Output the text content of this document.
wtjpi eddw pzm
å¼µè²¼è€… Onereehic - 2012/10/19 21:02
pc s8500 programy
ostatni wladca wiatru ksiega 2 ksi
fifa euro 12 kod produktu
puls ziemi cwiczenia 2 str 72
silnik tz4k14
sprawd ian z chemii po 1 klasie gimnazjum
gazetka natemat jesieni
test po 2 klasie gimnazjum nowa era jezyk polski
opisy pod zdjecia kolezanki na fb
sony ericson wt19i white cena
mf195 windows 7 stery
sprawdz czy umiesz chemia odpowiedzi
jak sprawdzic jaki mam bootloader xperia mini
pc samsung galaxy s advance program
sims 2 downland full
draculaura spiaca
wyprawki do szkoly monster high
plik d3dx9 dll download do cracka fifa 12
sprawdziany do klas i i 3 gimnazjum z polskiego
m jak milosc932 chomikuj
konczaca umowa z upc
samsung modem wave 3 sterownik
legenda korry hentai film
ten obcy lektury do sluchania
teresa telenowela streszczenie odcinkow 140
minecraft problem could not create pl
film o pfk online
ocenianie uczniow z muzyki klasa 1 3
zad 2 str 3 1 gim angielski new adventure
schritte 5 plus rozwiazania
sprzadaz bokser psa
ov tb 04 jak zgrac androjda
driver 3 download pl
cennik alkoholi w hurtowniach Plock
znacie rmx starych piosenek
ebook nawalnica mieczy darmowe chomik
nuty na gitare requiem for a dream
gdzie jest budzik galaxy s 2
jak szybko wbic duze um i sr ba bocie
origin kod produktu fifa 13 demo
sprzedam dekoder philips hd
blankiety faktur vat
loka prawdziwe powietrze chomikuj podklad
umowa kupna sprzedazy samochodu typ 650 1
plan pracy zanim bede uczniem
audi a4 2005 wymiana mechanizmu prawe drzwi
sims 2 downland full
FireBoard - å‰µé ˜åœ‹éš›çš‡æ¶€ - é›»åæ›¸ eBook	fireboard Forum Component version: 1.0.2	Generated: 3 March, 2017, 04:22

# [Exercise instructions]
Collect each line above holding the string "download".

# [Answer to this task]
plik d3dx9 dll download do cracka fifa 12
driver 3 download pl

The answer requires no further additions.